## Instructions to follow
Check the records below line by line. Give the count of lines with "column", and nothing else.

Stored data entries:
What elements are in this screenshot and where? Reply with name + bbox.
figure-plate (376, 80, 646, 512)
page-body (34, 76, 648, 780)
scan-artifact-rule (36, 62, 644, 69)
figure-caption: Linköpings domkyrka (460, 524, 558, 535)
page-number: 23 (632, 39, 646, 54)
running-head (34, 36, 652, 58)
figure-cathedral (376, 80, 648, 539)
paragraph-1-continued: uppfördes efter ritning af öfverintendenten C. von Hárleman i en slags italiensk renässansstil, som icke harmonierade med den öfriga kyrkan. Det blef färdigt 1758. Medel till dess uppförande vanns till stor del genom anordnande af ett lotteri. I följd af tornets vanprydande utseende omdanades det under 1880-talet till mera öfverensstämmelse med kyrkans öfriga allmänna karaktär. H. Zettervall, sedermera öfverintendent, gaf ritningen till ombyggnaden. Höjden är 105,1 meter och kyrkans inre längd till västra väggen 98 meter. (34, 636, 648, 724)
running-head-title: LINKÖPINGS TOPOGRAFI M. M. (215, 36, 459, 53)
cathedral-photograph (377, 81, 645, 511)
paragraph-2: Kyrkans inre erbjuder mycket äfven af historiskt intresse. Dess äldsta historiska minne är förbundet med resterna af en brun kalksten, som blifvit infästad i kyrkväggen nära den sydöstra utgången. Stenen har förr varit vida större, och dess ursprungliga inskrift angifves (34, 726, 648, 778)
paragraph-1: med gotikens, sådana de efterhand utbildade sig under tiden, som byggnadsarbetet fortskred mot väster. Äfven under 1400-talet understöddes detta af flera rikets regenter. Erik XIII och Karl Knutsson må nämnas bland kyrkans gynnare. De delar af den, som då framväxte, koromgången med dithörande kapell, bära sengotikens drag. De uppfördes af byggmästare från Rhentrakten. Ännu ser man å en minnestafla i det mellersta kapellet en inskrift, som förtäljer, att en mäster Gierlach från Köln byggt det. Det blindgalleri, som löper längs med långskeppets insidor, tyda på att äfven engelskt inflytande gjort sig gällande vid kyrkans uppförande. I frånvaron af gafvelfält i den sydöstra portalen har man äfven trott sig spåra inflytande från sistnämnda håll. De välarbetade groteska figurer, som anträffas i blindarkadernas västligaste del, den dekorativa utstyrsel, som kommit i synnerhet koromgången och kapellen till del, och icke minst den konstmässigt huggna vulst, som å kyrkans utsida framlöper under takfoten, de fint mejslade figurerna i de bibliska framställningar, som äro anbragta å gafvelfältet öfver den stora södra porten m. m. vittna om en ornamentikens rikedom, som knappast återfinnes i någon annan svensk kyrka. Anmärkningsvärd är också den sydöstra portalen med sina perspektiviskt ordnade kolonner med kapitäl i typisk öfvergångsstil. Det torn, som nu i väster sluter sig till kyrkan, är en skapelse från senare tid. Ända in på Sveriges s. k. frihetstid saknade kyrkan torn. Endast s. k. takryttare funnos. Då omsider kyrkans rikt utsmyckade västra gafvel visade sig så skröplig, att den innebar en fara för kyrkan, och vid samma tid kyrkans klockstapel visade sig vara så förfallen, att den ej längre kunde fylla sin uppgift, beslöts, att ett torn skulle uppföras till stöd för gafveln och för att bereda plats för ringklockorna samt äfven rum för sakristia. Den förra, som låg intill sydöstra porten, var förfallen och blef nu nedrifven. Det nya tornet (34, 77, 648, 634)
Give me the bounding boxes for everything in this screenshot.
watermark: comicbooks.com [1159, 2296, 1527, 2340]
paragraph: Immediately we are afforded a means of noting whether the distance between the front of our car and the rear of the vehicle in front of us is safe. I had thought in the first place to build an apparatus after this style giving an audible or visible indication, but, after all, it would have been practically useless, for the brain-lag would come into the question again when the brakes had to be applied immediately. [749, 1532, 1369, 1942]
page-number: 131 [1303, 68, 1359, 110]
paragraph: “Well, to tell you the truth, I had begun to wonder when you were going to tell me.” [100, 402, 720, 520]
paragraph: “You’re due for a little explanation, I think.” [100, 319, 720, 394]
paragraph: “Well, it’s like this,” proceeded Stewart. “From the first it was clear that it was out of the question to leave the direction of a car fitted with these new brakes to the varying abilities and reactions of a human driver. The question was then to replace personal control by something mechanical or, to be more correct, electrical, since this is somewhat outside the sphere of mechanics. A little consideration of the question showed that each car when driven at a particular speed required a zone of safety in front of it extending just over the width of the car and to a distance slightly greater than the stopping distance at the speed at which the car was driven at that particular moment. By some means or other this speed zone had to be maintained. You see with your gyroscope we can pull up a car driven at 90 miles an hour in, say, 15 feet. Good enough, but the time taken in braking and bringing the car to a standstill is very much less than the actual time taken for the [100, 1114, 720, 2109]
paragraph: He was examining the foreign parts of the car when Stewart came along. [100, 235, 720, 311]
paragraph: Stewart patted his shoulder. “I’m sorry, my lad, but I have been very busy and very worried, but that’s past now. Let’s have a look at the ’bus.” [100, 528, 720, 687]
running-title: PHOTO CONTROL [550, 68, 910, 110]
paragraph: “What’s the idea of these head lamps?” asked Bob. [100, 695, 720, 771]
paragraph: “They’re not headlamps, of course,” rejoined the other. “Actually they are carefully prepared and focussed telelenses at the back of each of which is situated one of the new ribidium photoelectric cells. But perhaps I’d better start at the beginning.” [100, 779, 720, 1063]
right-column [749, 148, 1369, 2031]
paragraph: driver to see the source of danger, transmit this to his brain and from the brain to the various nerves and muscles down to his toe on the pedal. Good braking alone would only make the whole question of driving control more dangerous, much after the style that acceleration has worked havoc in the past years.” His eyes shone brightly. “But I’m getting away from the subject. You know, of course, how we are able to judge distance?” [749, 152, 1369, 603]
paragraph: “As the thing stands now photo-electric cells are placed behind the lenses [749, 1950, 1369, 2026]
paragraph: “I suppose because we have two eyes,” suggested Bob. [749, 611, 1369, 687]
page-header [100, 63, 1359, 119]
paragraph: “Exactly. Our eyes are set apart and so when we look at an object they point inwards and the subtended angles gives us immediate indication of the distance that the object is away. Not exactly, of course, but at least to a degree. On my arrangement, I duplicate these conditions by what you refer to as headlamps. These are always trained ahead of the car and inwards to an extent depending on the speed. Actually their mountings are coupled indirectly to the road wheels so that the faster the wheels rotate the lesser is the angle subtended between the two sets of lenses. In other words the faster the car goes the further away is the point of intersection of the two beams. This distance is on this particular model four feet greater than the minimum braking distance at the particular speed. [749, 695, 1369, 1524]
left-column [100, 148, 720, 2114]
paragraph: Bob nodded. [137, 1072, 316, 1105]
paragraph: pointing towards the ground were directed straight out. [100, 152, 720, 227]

## Finished task
2